╭─ Text

Metadata-Version: 2.1
Name: macro-kit
Version: 0.1.0
Summary: Macro recording and metaprogramming in Python
Home-page: UNKNOWN
Author: Hanjin Liu
Author-email: liuhanjin-sc@g.ecc.u-tokyo.ac.jp
License: BSD 3-Clause
Download-URL: https://github.com/hanjinliu/macro-kit
Platform: UNKNOWN
Requires-Python: >=3.7
Description-Content-Type: text/markdown
License-File: LICENSE

# macro-kit

`macro-kit` is a package for efficient macro recording and metaprogramming in Python using abstract syntax tree (AST).

The design of AST in this package is strongly inspired by [Julia metaprogramming](https://docs.julialang.org/en/v1/manual/metaprogramming/). Similar methods are also implemented in builtin `ast` module but `macro-kit` is more focused on the macro generation and customization.

╰─
╭─ Stored data

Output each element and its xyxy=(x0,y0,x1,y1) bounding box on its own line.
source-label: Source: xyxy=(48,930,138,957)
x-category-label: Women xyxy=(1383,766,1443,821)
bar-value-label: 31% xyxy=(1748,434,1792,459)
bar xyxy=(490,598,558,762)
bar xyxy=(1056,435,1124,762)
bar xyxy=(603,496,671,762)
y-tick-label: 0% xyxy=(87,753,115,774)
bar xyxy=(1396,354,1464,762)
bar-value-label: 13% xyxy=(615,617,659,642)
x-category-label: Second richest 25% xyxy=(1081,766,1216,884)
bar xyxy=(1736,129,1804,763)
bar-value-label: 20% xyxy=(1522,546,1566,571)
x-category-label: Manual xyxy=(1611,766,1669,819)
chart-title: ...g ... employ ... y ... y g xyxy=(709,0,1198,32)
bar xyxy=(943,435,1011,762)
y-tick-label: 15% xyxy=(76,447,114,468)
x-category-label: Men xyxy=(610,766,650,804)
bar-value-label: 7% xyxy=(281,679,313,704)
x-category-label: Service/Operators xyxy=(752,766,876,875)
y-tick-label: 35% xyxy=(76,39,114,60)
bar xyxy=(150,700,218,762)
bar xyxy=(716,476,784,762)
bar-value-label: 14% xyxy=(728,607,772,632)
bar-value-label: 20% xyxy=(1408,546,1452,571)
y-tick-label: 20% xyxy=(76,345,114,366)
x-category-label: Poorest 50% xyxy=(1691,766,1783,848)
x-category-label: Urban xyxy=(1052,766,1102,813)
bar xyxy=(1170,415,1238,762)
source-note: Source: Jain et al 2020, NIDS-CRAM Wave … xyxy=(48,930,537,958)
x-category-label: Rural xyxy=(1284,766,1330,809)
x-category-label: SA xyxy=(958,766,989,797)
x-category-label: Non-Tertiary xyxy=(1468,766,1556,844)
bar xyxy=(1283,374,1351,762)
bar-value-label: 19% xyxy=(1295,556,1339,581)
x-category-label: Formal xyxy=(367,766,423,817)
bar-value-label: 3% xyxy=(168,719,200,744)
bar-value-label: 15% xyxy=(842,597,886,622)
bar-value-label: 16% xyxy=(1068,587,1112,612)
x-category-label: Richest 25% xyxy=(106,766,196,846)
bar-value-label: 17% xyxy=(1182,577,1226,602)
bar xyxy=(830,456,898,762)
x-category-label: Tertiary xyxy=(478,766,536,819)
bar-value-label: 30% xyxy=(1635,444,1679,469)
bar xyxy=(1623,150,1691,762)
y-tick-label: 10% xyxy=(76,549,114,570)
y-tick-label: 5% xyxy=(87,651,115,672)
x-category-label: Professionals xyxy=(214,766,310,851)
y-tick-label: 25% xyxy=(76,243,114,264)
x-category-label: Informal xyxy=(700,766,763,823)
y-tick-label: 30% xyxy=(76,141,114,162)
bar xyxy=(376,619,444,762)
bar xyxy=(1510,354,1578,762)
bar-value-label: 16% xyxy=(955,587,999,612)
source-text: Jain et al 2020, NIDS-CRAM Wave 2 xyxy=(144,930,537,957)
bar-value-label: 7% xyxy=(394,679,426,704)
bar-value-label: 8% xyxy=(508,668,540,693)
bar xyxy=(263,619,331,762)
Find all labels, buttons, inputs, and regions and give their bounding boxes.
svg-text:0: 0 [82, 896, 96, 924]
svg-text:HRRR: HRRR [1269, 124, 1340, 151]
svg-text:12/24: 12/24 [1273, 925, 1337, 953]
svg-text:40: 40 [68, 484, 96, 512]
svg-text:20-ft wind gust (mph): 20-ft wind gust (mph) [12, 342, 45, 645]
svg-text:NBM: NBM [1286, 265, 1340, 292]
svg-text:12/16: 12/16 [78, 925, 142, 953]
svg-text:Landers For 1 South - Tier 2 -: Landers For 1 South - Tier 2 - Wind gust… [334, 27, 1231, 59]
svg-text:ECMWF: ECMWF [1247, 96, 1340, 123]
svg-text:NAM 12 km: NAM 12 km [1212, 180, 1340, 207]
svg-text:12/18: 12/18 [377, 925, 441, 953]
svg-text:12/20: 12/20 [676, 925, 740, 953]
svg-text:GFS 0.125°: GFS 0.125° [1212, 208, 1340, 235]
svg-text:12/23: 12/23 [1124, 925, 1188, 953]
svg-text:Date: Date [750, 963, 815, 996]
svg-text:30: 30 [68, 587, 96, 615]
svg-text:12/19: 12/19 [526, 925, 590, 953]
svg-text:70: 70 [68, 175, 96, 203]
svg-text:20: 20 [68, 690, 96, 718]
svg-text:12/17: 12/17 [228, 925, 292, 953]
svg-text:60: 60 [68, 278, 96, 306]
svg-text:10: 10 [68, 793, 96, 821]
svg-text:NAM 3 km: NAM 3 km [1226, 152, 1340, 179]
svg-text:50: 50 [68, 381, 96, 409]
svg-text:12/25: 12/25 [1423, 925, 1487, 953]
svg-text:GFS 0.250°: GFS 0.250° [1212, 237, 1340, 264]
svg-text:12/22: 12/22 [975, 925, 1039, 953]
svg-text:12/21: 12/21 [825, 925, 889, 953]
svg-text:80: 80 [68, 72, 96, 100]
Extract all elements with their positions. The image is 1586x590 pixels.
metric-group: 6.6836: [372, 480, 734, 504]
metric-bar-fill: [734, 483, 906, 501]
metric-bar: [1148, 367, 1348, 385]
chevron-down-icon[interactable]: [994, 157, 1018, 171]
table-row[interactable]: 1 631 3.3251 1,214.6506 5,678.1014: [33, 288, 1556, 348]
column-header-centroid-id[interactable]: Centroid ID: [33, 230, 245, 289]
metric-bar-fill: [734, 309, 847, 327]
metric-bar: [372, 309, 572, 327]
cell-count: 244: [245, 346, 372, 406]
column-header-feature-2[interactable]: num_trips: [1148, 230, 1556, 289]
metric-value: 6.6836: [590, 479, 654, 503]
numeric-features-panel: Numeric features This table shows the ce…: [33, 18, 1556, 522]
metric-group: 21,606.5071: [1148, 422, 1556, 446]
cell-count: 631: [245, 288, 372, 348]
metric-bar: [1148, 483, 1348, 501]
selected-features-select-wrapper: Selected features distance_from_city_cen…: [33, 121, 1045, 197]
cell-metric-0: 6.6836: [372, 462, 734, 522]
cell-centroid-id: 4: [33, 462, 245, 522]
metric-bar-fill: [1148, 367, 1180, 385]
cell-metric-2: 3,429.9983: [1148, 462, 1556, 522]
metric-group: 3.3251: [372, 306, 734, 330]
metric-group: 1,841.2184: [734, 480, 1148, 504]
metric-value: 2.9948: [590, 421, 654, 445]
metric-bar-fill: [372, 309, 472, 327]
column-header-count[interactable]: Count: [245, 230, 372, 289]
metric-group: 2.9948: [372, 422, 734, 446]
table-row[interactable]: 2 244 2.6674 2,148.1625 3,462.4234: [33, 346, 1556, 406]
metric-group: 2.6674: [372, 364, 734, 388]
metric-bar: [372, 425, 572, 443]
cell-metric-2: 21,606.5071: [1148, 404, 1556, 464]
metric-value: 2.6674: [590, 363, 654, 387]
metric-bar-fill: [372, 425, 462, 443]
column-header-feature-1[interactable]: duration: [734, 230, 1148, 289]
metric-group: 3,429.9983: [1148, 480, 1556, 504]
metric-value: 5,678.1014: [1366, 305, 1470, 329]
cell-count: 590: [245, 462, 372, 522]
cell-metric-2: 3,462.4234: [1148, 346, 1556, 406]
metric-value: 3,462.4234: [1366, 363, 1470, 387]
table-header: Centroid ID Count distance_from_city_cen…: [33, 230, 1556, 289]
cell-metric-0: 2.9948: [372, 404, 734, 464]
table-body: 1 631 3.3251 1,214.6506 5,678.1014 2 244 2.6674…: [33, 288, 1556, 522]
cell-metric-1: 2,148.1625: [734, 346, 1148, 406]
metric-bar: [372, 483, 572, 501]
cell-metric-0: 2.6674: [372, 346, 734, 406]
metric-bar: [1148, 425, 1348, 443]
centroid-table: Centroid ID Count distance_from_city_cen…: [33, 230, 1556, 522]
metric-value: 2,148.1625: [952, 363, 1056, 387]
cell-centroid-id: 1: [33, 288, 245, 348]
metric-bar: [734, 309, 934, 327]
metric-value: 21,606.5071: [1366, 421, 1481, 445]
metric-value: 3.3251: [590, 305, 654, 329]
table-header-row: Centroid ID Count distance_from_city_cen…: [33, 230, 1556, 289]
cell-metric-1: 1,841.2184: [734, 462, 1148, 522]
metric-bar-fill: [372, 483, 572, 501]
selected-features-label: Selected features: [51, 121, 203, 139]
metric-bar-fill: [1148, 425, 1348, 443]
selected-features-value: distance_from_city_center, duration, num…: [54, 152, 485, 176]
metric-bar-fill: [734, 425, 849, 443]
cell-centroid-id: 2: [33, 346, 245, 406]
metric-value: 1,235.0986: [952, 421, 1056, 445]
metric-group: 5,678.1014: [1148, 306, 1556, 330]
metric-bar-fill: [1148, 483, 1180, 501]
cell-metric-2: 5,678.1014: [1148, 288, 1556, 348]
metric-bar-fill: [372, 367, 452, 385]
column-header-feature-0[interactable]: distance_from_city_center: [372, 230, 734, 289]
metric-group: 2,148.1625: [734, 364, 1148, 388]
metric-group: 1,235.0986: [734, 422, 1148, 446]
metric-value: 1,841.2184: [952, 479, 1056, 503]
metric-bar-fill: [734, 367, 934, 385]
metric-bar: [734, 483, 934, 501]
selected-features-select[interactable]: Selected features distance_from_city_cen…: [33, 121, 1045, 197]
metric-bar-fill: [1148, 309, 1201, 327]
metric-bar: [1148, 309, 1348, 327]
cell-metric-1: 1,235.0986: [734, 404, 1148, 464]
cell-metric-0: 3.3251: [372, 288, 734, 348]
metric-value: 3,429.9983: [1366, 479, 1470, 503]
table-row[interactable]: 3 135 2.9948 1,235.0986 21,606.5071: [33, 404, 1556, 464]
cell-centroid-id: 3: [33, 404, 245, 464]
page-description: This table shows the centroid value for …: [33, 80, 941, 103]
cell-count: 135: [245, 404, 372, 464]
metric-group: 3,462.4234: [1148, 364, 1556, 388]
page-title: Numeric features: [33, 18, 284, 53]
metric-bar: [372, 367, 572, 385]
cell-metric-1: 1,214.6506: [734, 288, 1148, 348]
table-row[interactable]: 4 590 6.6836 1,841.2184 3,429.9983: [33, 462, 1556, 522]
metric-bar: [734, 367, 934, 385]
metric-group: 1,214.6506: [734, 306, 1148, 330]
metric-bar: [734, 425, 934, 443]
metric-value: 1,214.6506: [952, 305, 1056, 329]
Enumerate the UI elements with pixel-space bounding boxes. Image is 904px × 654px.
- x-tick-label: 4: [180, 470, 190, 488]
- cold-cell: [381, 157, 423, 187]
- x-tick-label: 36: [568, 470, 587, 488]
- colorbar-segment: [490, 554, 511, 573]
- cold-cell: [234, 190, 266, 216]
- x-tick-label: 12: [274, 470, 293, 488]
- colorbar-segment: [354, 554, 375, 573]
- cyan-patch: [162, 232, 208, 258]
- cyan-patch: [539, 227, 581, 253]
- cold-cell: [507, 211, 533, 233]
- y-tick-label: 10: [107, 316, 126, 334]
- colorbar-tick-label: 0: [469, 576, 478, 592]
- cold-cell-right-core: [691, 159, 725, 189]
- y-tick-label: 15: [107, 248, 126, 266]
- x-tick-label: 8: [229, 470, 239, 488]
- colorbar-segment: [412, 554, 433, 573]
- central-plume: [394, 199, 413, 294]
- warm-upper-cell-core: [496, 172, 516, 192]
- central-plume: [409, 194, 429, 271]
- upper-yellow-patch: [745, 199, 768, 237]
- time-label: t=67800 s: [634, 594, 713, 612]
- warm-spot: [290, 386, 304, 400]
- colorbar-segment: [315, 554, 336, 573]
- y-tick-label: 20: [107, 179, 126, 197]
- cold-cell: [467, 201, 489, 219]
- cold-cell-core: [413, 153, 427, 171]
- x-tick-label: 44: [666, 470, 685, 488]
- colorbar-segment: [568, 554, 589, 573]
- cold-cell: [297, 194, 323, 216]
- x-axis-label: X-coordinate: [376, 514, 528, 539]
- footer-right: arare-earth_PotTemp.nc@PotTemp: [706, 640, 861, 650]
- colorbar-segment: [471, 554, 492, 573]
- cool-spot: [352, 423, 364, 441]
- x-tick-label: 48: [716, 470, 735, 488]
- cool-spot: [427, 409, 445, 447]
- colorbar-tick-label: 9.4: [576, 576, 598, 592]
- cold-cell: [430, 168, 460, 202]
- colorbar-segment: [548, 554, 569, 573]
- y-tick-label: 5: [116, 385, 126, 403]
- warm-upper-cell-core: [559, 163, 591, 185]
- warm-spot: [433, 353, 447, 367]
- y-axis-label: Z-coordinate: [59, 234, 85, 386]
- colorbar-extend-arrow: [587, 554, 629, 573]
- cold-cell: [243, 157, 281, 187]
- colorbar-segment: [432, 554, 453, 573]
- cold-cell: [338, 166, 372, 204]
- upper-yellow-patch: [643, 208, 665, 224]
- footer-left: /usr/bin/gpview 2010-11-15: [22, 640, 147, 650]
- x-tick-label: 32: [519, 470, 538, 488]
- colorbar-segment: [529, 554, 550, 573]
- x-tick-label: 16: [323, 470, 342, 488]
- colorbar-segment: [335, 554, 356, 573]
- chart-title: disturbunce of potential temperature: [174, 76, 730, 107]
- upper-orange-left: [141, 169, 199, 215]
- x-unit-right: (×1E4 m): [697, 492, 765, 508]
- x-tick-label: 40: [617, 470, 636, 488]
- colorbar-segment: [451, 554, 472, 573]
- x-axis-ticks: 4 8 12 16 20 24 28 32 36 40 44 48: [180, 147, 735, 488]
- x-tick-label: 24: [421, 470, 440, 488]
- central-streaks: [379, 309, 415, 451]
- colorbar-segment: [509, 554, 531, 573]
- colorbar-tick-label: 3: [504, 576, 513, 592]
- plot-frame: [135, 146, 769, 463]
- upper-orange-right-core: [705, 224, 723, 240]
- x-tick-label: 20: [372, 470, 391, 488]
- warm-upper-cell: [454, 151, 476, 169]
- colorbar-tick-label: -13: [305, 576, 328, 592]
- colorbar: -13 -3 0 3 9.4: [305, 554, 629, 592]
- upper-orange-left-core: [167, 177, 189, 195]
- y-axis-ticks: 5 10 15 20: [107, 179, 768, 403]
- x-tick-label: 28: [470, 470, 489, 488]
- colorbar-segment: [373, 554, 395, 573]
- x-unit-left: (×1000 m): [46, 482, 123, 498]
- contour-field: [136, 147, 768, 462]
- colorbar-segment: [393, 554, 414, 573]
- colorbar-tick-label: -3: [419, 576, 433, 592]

╰─

→ What you will do:
A. From the macro-kit description, give back the stretch from "The design of" through "generation and customization.", copied word for word.
B. Answer these questions from the macro-kit description.
(i) Which Python versions does the package require?
(ii) Under what license is it released?
(iii) Which language's metaprogramming inspired the package's AST design?

→ Solutions to each task:
A.
The design of AST in this package is strongly inspired by [Julia metaprogramming](https://docs.julialang.org/en/v1/manual/metaprogramming/). Similar methods are also implemented in builtin `ast` module but `macro-kit` is more focused on the macro generation and customization.

B.
(i) Python >=3.7
(ii) BSD 3-Clause
(iii) Julia